*THE REQUEST*:
Transcribe the listing exactly, leaving out every picture.

*ENTRIES PROVIDED*:
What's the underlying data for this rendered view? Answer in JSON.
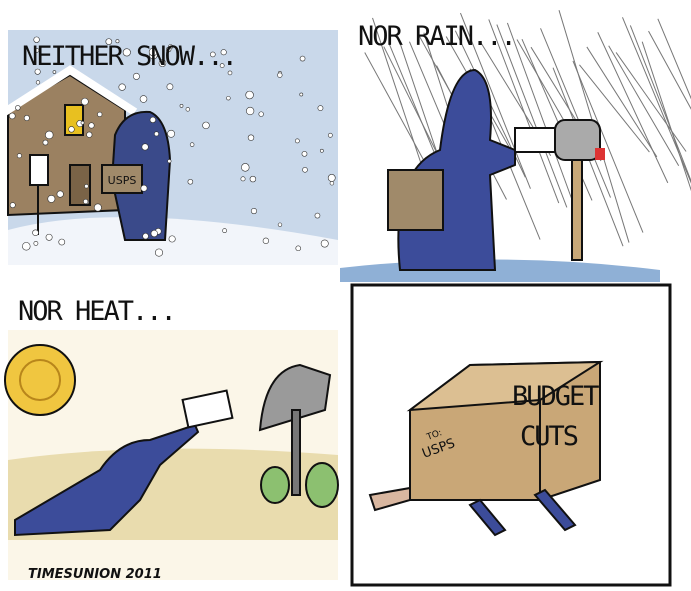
{
  "panels": [
    {
      "caption": "NEITHER SNOW...",
      "bag_label": "USPS"
    },
    {
      "caption": "NOR RAIN..."
    },
    {
      "caption": "NOR HEAT..."
    },
    {
      "box_label": [
        "BUDGET",
        "CUTS"
      ],
      "box_address": [
        "TO:",
        "USPS"
      ]
    }
  ],
  "signature": "TIMESUNION 2011"
}
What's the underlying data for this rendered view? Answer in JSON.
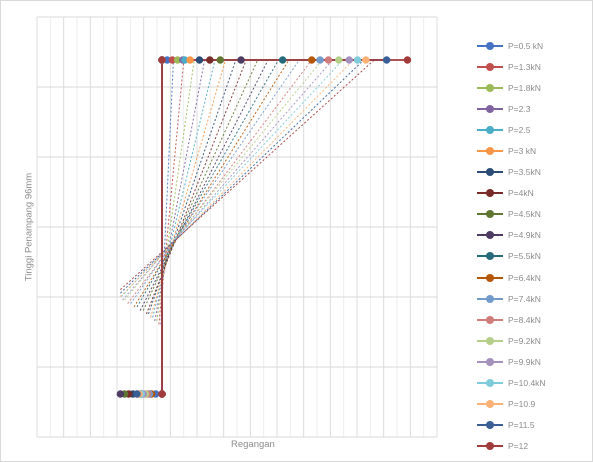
{
  "chart_data": {
    "type": "line",
    "title": "",
    "xlabel": "Regangan",
    "ylabel": "Tinggi Penampang 96mm",
    "xlim": [
      -2,
      10
    ],
    "ylim": [
      0,
      96
    ],
    "grid": true,
    "legend_position": "right",
    "series": [
      {
        "name": "P=0.5 kN",
        "color": "#4472c4",
        "x": [
          0.25,
          0.0,
          0.0,
          -0.3
        ],
        "y": [
          96,
          96,
          0,
          0
        ],
        "trend": [
          [
            -0.05,
            20
          ],
          [
            0.55,
            96
          ]
        ]
      },
      {
        "name": "P=1.3kN",
        "color": "#c0504d",
        "x": [
          0.5,
          0.0,
          0.0,
          -0.55
        ],
        "y": [
          96,
          96,
          0,
          0
        ],
        "trend": [
          [
            -0.15,
            20
          ],
          [
            1.05,
            96
          ]
        ]
      },
      {
        "name": "P=1.8kN",
        "color": "#9bbb59",
        "x": [
          0.75,
          0.0,
          0.0,
          -0.75
        ],
        "y": [
          96,
          96,
          0,
          0
        ],
        "trend": [
          [
            -0.25,
            21
          ],
          [
            1.55,
            96
          ]
        ]
      },
      {
        "name": "P=2.3",
        "color": "#8064a2",
        "x": [
          1.0,
          0.0,
          0.0,
          -0.95
        ],
        "y": [
          96,
          96,
          0,
          0
        ],
        "trend": [
          [
            -0.35,
            21
          ],
          [
            2.05,
            96
          ]
        ]
      },
      {
        "name": "P=2.5",
        "color": "#4bacc6",
        "x": [
          1.1,
          0.0,
          0.0,
          -1.05
        ],
        "y": [
          96,
          96,
          0,
          0
        ],
        "trend": [
          [
            -0.45,
            22
          ],
          [
            2.55,
            96
          ]
        ]
      },
      {
        "name": "P=3 kN",
        "color": "#f79646",
        "x": [
          1.35,
          0.0,
          0.0,
          -1.2
        ],
        "y": [
          96,
          96,
          0,
          0
        ],
        "trend": [
          [
            -0.55,
            22
          ],
          [
            3.05,
            96
          ]
        ]
      },
      {
        "name": "P=3.5kN",
        "color": "#2c4d75",
        "x": [
          1.8,
          0.0,
          0.0,
          -1.4
        ],
        "y": [
          96,
          96,
          0,
          0
        ],
        "trend": [
          [
            -0.65,
            23
          ],
          [
            3.55,
            96
          ]
        ]
      },
      {
        "name": "P=4kN",
        "color": "#772c2a",
        "x": [
          2.3,
          0.0,
          0.0,
          -1.6
        ],
        "y": [
          96,
          96,
          0,
          0
        ],
        "trend": [
          [
            -0.75,
            23
          ],
          [
            4.05,
            96
          ]
        ]
      },
      {
        "name": "P=4.5kN",
        "color": "#5f7530",
        "x": [
          2.8,
          0.0,
          0.0,
          -1.8
        ],
        "y": [
          96,
          96,
          0,
          0
        ],
        "trend": [
          [
            -0.9,
            24
          ],
          [
            4.6,
            96
          ]
        ]
      },
      {
        "name": "P=4.9kN",
        "color": "#4d3b62",
        "x": [
          3.8,
          0.0,
          0.0,
          -2.0
        ],
        "y": [
          96,
          96,
          0,
          0
        ],
        "trend": [
          [
            -1.05,
            24
          ],
          [
            5.1,
            96
          ]
        ]
      },
      {
        "name": "P=5.5kN",
        "color": "#276a7c",
        "x": [
          5.8,
          0.0,
          0.0,
          -1.0
        ],
        "y": [
          96,
          96,
          0,
          0
        ],
        "trend": [
          [
            -1.2,
            25
          ],
          [
            5.6,
            96
          ]
        ]
      },
      {
        "name": "P=6.4kN",
        "color": "#b65708",
        "x": [
          7.2,
          0.0,
          0.0,
          -0.5
        ],
        "y": [
          96,
          96,
          0,
          0
        ],
        "trend": [
          [
            -1.35,
            25
          ],
          [
            6.1,
            96
          ]
        ]
      },
      {
        "name": "P=7.4kN",
        "color": "#729aca",
        "x": [
          7.6,
          0.0,
          0.0,
          -0.6
        ],
        "y": [
          96,
          96,
          0,
          0
        ],
        "trend": [
          [
            -1.5,
            26
          ],
          [
            6.6,
            96
          ]
        ]
      },
      {
        "name": "P=8.4kN",
        "color": "#d07c7a",
        "x": [
          8.0,
          0.0,
          0.0,
          -0.7
        ],
        "y": [
          96,
          96,
          0,
          0
        ],
        "trend": [
          [
            -1.65,
            26
          ],
          [
            7.2,
            96
          ]
        ]
      },
      {
        "name": "P=9.2kN",
        "color": "#b5cf8a",
        "x": [
          8.5,
          0.0,
          0.0,
          -0.8
        ],
        "y": [
          96,
          96,
          0,
          0
        ],
        "trend": [
          [
            -1.8,
            27
          ],
          [
            7.7,
            96
          ]
        ]
      },
      {
        "name": "P=9.9kN",
        "color": "#a491be",
        "x": [
          9.0,
          0.0,
          0.0,
          -0.9
        ],
        "y": [
          96,
          96,
          0,
          0
        ],
        "trend": [
          [
            -1.9,
            27
          ],
          [
            8.2,
            96
          ]
        ]
      },
      {
        "name": "P=10.4kN",
        "color": "#7fcbdc",
        "x": [
          9.4,
          0.0,
          0.0,
          -1.0
        ],
        "y": [
          96,
          96,
          0,
          0
        ],
        "trend": [
          [
            -1.95,
            28
          ],
          [
            8.7,
            96
          ]
        ]
      },
      {
        "name": "P=10.9",
        "color": "#f9b175",
        "x": [
          9.8,
          0.0,
          0.0,
          -1.1
        ],
        "y": [
          96,
          96,
          0,
          0
        ],
        "trend": [
          [
            -2.0,
            28
          ],
          [
            9.2,
            96
          ]
        ]
      },
      {
        "name": "P=11.5",
        "color": "#3a5f96",
        "x": [
          10.8,
          0.0,
          0.0,
          -1.2
        ],
        "y": [
          96,
          96,
          0,
          0
        ],
        "trend": [
          [
            -2.0,
            29
          ],
          [
            9.7,
            96
          ]
        ]
      },
      {
        "name": "P=12",
        "color": "#a23b3b",
        "x": [
          11.8,
          0.0,
          0.0,
          0.0
        ],
        "y": [
          96,
          96,
          0,
          0
        ],
        "trend": [
          [
            -2.0,
            30
          ],
          [
            10.2,
            96
          ]
        ]
      }
    ]
  }
}
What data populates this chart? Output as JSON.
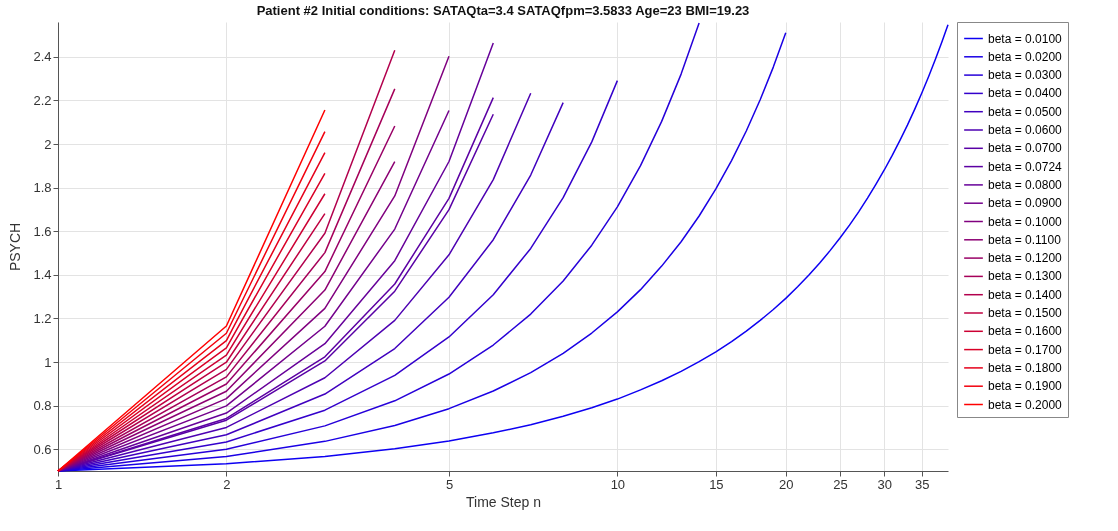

*ANSWER TO THE TASK*:
What's the underlying data for this rendered view? Answer in JSON.
{
  "panels": [
    {
      "caption": "NEITHER SNOW...",
      "bag_label": "USPS"
    },
    {
      "caption": "NOR RAIN..."
    },
    {
      "caption": "NOR HEAT..."
    },
    {
      "box_label": [
        "BUDGET",
        "CUTS"
      ],
      "box_address": [
        "TO:",
        "USPS"
      ]
    }
  ],
  "signature": "TIMESUNION 2011"
}
What's the underlying data for this rendered view? Answer in JSON.
{
  "chart_data": {
    "type": "line",
    "title": "",
    "xlabel": "Regangan",
    "ylabel": "Tinggi Penampang 96mm",
    "xlim": [
      -2,
      10
    ],
    "ylim": [
      0,
      96
    ],
    "grid": true,
    "legend_position": "right",
    "series": [
      {
        "name": "P=0.5 kN",
        "color": "#4472c4",
        "x": [
          0.25,
          0.0,
          0.0,
          -0.3
        ],
        "y": [
          96,
          96,
          0,
          0
        ],
        "trend": [
          [
            -0.05,
            20
          ],
          [
            0.55,
            96
          ]
        ]
      },
      {
        "name": "P=1.3kN",
        "color": "#c0504d",
        "x": [
          0.5,
          0.0,
          0.0,
          -0.55
        ],
        "y": [
          96,
          96,
          0,
          0
        ],
        "trend": [
          [
            -0.15,
            20
          ],
          [
            1.05,
            96
          ]
        ]
      },
      {
        "name": "P=1.8kN",
        "color": "#9bbb59",
        "x": [
          0.75,
          0.0,
          0.0,
          -0.75
        ],
        "y": [
          96,
          96,
          0,
          0
        ],
        "trend": [
          [
            -0.25,
            21
          ],
          [
            1.55,
            96
          ]
        ]
      },
      {
        "name": "P=2.3",
        "color": "#8064a2",
        "x": [
          1.0,
          0.0,
          0.0,
          -0.95
        ],
        "y": [
          96,
          96,
          0,
          0
        ],
        "trend": [
          [
            -0.35,
            21
          ],
          [
            2.05,
            96
          ]
        ]
      },
      {
        "name": "P=2.5",
        "color": "#4bacc6",
        "x": [
          1.1,
          0.0,
          0.0,
          -1.05
        ],
        "y": [
          96,
          96,
          0,
          0
        ],
        "trend": [
          [
            -0.45,
            22
          ],
          [
            2.55,
            96
          ]
        ]
      },
      {
        "name": "P=3 kN",
        "color": "#f79646",
        "x": [
          1.35,
          0.0,
          0.0,
          -1.2
        ],
        "y": [
          96,
          96,
          0,
          0
        ],
        "trend": [
          [
            -0.55,
            22
          ],
          [
            3.05,
            96
          ]
        ]
      },
      {
        "name": "P=3.5kN",
        "color": "#2c4d75",
        "x": [
          1.8,
          0.0,
          0.0,
          -1.4
        ],
        "y": [
          96,
          96,
          0,
          0
        ],
        "trend": [
          [
            -0.65,
            23
          ],
          [
            3.55,
            96
          ]
        ]
      },
      {
        "name": "P=4kN",
        "color": "#772c2a",
        "x": [
          2.3,
          0.0,
          0.0,
          -1.6
        ],
        "y": [
          96,
          96,
          0,
          0
        ],
        "trend": [
          [
            -0.75,
            23
          ],
          [
            4.05,
            96
          ]
        ]
      },
      {
        "name": "P=4.5kN",
        "color": "#5f7530",
        "x": [
          2.8,
          0.0,
          0.0,
          -1.8
        ],
        "y": [
          96,
          96,
          0,
          0
        ],
        "trend": [
          [
            -0.9,
            24
          ],
          [
            4.6,
            96
          ]
        ]
      },
      {
        "name": "P=4.9kN",
        "color": "#4d3b62",
        "x": [
          3.8,
          0.0,
          0.0,
          -2.0
        ],
        "y": [
          96,
          96,
          0,
          0
        ],
        "trend": [
          [
            -1.05,
            24
          ],
          [
            5.1,
            96
          ]
        ]
      },
      {
        "name": "P=5.5kN",
        "color": "#276a7c",
        "x": [
          5.8,
          0.0,
          0.0,
          -1.0
        ],
        "y": [
          96,
          96,
          0,
          0
        ],
        "trend": [
          [
            -1.2,
            25
          ],
          [
            5.6,
            96
          ]
        ]
      },
      {
        "name": "P=6.4kN",
        "color": "#b65708",
        "x": [
          7.2,
          0.0,
          0.0,
          -0.5
        ],
        "y": [
          96,
          96,
          0,
          0
        ],
        "trend": [
          [
            -1.35,
            25
          ],
          [
            6.1,
            96
          ]
        ]
      },
      {
        "name": "P=7.4kN",
        "color": "#729aca",
        "x": [
          7.6,
          0.0,
          0.0,
          -0.6
        ],
        "y": [
          96,
          96,
          0,
          0
        ],
        "trend": [
          [
            -1.5,
            26
          ],
          [
            6.6,
            96
          ]
        ]
      },
      {
        "name": "P=8.4kN",
        "color": "#d07c7a",
        "x": [
          8.0,
          0.0,
          0.0,
          -0.7
        ],
        "y": [
          96,
          96,
          0,
          0
        ],
        "trend": [
          [
            -1.65,
            26
          ],
          [
            7.2,
            96
          ]
        ]
      },
      {
        "name": "P=9.2kN",
        "color": "#b5cf8a",
        "x": [
          8.5,
          0.0,
          0.0,
          -0.8
        ],
        "y": [
          96,
          96,
          0,
          0
        ],
        "trend": [
          [
            -1.8,
            27
          ],
          [
            7.7,
            96
          ]
        ]
      },
      {
        "name": "P=9.9kN",
        "color": "#a491be",
        "x": [
          9.0,
          0.0,
          0.0,
          -0.9
        ],
        "y": [
          96,
          96,
          0,
          0
        ],
        "trend": [
          [
            -1.9,
            27
          ],
          [
            8.2,
            96
          ]
        ]
      },
      {
        "name": "P=10.4kN",
        "color": "#7fcbdc",
        "x": [
          9.4,
          0.0,
          0.0,
          -1.0
        ],
        "y": [
          96,
          96,
          0,
          0
        ],
        "trend": [
          [
            -1.95,
            28
          ],
          [
            8.7,
            96
          ]
        ]
      },
      {
        "name": "P=10.9",
        "color": "#f9b175",
        "x": [
          9.8,
          0.0,
          0.0,
          -1.1
        ],
        "y": [
          96,
          96,
          0,
          0
        ],
        "trend": [
          [
            -2.0,
            28
          ],
          [
            9.2,
            96
          ]
        ]
      },
      {
        "name": "P=11.5",
        "color": "#3a5f96",
        "x": [
          10.8,
          0.0,
          0.0,
          -1.2
        ],
        "y": [
          96,
          96,
          0,
          0
        ],
        "trend": [
          [
            -2.0,
            29
          ],
          [
            9.7,
            96
          ]
        ]
      },
      {
        "name": "P=12",
        "color": "#a23b3b",
        "x": [
          11.8,
          0.0,
          0.0,
          0.0
        ],
        "y": [
          96,
          96,
          0,
          0
        ],
        "trend": [
          [
            -2.0,
            30
          ],
          [
            10.2,
            96
          ]
        ]
      }
    ]
  }
}
What data populates this chart? Output as JSON.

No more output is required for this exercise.